▸ **Prompt**: Render each line of the records below as a numbered list, omitting any blank lines.

--

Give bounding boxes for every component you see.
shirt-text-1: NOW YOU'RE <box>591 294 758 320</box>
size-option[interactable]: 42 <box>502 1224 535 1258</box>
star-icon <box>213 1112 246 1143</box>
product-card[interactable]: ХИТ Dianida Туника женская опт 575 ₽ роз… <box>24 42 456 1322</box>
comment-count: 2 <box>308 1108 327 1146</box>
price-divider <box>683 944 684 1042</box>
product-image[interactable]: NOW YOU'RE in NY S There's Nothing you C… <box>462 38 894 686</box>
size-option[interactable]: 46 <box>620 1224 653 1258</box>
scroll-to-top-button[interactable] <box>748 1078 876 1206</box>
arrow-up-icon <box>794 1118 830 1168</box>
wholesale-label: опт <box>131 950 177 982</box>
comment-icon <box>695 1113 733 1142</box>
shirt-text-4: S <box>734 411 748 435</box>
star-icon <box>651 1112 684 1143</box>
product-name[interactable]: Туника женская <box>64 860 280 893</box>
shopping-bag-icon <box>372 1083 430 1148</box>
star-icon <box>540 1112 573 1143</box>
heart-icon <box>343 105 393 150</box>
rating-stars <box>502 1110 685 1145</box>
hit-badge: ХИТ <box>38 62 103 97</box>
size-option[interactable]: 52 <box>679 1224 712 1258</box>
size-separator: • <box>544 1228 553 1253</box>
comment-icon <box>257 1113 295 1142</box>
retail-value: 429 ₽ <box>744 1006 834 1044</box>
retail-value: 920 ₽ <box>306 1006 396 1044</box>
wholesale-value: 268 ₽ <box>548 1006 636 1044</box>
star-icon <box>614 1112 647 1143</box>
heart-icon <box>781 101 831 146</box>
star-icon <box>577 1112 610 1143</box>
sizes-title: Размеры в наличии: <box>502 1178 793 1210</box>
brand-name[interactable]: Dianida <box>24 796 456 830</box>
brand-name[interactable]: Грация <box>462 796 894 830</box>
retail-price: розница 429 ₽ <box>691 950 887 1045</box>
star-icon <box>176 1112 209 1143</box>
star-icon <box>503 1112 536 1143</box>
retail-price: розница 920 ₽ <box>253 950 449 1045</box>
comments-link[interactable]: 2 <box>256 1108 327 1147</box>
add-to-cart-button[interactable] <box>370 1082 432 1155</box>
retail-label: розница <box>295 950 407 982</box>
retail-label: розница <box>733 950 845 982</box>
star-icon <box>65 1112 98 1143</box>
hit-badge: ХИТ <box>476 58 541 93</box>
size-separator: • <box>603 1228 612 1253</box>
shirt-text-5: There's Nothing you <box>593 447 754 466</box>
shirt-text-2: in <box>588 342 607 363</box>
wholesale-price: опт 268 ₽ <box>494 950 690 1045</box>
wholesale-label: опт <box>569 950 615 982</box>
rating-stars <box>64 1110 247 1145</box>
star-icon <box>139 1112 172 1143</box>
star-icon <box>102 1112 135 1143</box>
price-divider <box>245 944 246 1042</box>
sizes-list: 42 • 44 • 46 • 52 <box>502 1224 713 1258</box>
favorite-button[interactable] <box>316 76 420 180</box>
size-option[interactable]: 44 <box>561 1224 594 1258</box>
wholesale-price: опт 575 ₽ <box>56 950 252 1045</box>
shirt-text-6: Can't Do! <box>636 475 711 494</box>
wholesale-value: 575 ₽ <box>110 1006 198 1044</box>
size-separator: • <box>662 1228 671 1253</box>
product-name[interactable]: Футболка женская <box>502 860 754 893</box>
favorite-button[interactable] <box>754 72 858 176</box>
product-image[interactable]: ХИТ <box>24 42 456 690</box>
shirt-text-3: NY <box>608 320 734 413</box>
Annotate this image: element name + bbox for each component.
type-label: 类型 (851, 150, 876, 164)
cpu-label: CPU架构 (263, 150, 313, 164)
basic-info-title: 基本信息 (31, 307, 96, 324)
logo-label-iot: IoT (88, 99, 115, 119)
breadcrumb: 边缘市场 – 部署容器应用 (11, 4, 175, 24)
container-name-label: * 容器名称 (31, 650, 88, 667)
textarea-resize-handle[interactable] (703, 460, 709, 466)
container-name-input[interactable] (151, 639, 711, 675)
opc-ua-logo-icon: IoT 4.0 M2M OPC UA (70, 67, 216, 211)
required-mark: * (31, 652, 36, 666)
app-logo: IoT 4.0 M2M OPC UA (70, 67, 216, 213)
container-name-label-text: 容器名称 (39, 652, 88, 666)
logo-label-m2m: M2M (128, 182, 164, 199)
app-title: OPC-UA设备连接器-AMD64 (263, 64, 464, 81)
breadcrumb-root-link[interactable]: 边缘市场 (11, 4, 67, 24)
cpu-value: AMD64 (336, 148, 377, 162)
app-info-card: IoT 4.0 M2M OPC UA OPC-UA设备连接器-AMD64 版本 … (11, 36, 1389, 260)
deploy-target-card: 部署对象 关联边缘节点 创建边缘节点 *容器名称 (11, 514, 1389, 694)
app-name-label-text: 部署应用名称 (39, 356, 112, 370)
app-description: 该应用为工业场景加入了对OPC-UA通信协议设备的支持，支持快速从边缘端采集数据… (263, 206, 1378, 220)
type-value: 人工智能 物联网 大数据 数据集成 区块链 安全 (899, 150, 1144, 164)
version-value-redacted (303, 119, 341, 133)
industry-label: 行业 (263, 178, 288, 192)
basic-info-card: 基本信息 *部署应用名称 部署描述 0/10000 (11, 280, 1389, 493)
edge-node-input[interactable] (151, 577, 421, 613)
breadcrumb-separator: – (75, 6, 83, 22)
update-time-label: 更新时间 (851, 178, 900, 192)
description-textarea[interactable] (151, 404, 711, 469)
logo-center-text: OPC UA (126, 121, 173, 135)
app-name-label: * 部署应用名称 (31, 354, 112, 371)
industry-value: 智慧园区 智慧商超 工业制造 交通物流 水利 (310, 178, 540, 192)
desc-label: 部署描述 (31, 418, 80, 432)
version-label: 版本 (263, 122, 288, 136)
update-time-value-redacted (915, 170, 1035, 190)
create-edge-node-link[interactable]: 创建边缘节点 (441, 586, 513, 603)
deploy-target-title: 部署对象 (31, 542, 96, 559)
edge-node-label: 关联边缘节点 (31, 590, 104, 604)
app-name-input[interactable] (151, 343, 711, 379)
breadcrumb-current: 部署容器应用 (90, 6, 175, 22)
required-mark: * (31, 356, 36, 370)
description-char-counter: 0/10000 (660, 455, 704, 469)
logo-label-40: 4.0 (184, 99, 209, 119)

--

▸ **Solution**:
1. Give bounding boxes for every component you see.
2. shirt-text-1: NOW YOU'RE <box>591 294 758 320</box>
3. size-option[interactable]: 42 <box>502 1224 535 1258</box>
4. star-icon <box>213 1112 246 1143</box>
5. product-card[interactable]: ХИТ Dianida Туника женская опт 575 ₽ роз… <box>24 42 456 1322</box>
6. comment-count: 2 <box>308 1108 327 1146</box>
7. price-divider <box>683 944 684 1042</box>
8. product-image[interactable]: NOW YOU'RE in NY S There's Nothing you C… <box>462 38 894 686</box>
9. size-option[interactable]: 46 <box>620 1224 653 1258</box>
10. scroll-to-top-button[interactable] <box>748 1078 876 1206</box>
11. arrow-up-icon <box>794 1118 830 1168</box>
12. wholesale-label: опт <box>131 950 177 982</box>
13. comment-icon <box>695 1113 733 1142</box>
14. shirt-text-4: S <box>734 411 748 435</box>
15. star-icon <box>651 1112 684 1143</box>
16. product-name[interactable]: Туника женская <box>64 860 280 893</box>
17. shopping-bag-icon <box>372 1083 430 1148</box>
18. star-icon <box>540 1112 573 1143</box>
19. heart-icon <box>343 105 393 150</box>
20. rating-stars <box>502 1110 685 1145</box>
21. hit-badge: ХИТ <box>38 62 103 97</box>
22. size-option[interactable]: 52 <box>679 1224 712 1258</box>
23. size-separator: • <box>544 1228 553 1253</box>
24. comment-icon <box>257 1113 295 1142</box>
25. retail-value: 429 ₽ <box>744 1006 834 1044</box>
26. retail-value: 920 ₽ <box>306 1006 396 1044</box>
27. wholesale-value: 268 ₽ <box>548 1006 636 1044</box>
28. star-icon <box>614 1112 647 1143</box>
29. heart-icon <box>781 101 831 146</box>
30. star-icon <box>577 1112 610 1143</box>
31. sizes-title: Размеры в наличии: <box>502 1178 793 1210</box>
32. brand-name[interactable]: Dianida <box>24 796 456 830</box>
33. brand-name[interactable]: Грация <box>462 796 894 830</box>
34. retail-price: розница 429 ₽ <box>691 950 887 1045</box>
35. star-icon <box>176 1112 209 1143</box>
36. star-icon <box>503 1112 536 1143</box>
37. retail-price: розница 920 ₽ <box>253 950 449 1045</box>
38. comments-link[interactable]: 2 <box>256 1108 327 1147</box>
39. add-to-cart-button[interactable] <box>370 1082 432 1155</box>
40. retail-label: розница <box>295 950 407 982</box>
41. retail-label: розница <box>733 950 845 982</box>
42. star-icon <box>65 1112 98 1143</box>
43. hit-badge: ХИТ <box>476 58 541 93</box>
44. size-separator: • <box>603 1228 612 1253</box>
45. shirt-text-5: There's Nothing you <box>593 447 754 466</box>
46. shirt-text-2: in <box>588 342 607 363</box>
47. wholesale-price: опт 268 ₽ <box>494 950 690 1045</box>
48. wholesale-label: опт <box>569 950 615 982</box>
49. rating-stars <box>64 1110 247 1145</box>
50. star-icon <box>139 1112 172 1143</box>
51. star-icon <box>102 1112 135 1143</box>
52. price-divider <box>245 944 246 1042</box>
53. sizes-list: 42 • 44 • 46 • 52 <box>502 1224 713 1258</box>
54. favorite-button[interactable] <box>316 76 420 180</box>
55. size-option[interactable]: 44 <box>561 1224 594 1258</box>
56. wholesale-price: опт 575 ₽ <box>56 950 252 1045</box>
57. shirt-text-6: Can't Do! <box>636 475 711 494</box>
58. wholesale-value: 575 ₽ <box>110 1006 198 1044</box>
59. size-separator: • <box>662 1228 671 1253</box>
60. product-name[interactable]: Футболка женская <box>502 860 754 893</box>
61. favorite-button[interactable] <box>754 72 858 176</box>
62. product-image[interactable]: ХИТ <box>24 42 456 690</box>
63. shirt-text-3: NY <box>608 320 734 413</box>
64. Annotate this image: element name + bbox for each component.
65. type-label: 类型 (851, 150, 876, 164)
66. cpu-label: CPU架构 (263, 150, 313, 164)
67. basic-info-title: 基本信息 (31, 307, 96, 324)
68. logo-label-iot: IoT (88, 99, 115, 119)
69. breadcrumb: 边缘市场 – 部署容器应用 (11, 4, 175, 24)
70. container-name-label: * 容器名称 (31, 650, 88, 667)
71. textarea-resize-handle[interactable] (703, 460, 709, 466)
72. container-name-input[interactable] (151, 639, 711, 675)
73. opc-ua-logo-icon: IoT 4.0 M2M OPC UA (70, 67, 216, 211)
74. required-mark: * (31, 652, 36, 666)
75. app-logo: IoT 4.0 M2M OPC UA (70, 67, 216, 213)
76. container-name-label-text: 容器名称 (39, 652, 88, 666)
77. logo-label-m2m: M2M (128, 182, 164, 199)
78. app-title: OPC-UA设备连接器-AMD64 (263, 64, 464, 81)
79. breadcrumb-root-link[interactable]: 边缘市场 (11, 4, 67, 24)
80. cpu-value: AMD64 (336, 148, 377, 162)
81. app-info-card: IoT 4.0 M2M OPC UA OPC-UA设备连接器-AMD64 版本 … (11, 36, 1389, 260)
82. deploy-target-card: 部署对象 关联边缘节点 创建边缘节点 *容器名称 (11, 514, 1389, 694)
83. app-name-label-text: 部署应用名称 (39, 356, 112, 370)
84. app-description: 该应用为工业场景加入了对OPC-UA通信协议设备的支持，支持快速从边缘端采集数据… (263, 206, 1378, 220)
85. type-value: 人工智能 物联网 大数据 数据集成 区块链 安全 (899, 150, 1144, 164)
86. version-value-redacted (303, 119, 341, 133)
87. industry-label: 行业 (263, 178, 288, 192)
88. basic-info-card: 基本信息 *部署应用名称 部署描述 0/10000 (11, 280, 1389, 493)
89. edge-node-input[interactable] (151, 577, 421, 613)
90. breadcrumb-separator: – (75, 6, 83, 22)
91. update-time-label: 更新时间 (851, 178, 900, 192)
92. description-textarea[interactable] (151, 404, 711, 469)
93. logo-center-text: OPC UA (126, 121, 173, 135)
94. app-name-label: * 部署应用名称 (31, 354, 112, 371)
95. industry-value: 智慧园区 智慧商超 工业制造 交通物流 水利 (310, 178, 540, 192)
96. desc-label: 部署描述 (31, 418, 80, 432)
97. version-label: 版本 (263, 122, 288, 136)
98. update-time-value-redacted (915, 170, 1035, 190)
99. create-edge-node-link[interactable]: 创建边缘节点 (441, 586, 513, 603)
100. deploy-target-title: 部署对象 (31, 542, 96, 559)
101. edge-node-label: 关联边缘节点 (31, 590, 104, 604)
102. app-name-input[interactable] (151, 343, 711, 379)
103. breadcrumb-current: 部署容器应用 (90, 6, 175, 22)
104. required-mark: * (31, 356, 36, 370)
105. description-char-counter: 0/10000 (660, 455, 704, 469)
106. logo-label-40: 4.0 (184, 99, 209, 119)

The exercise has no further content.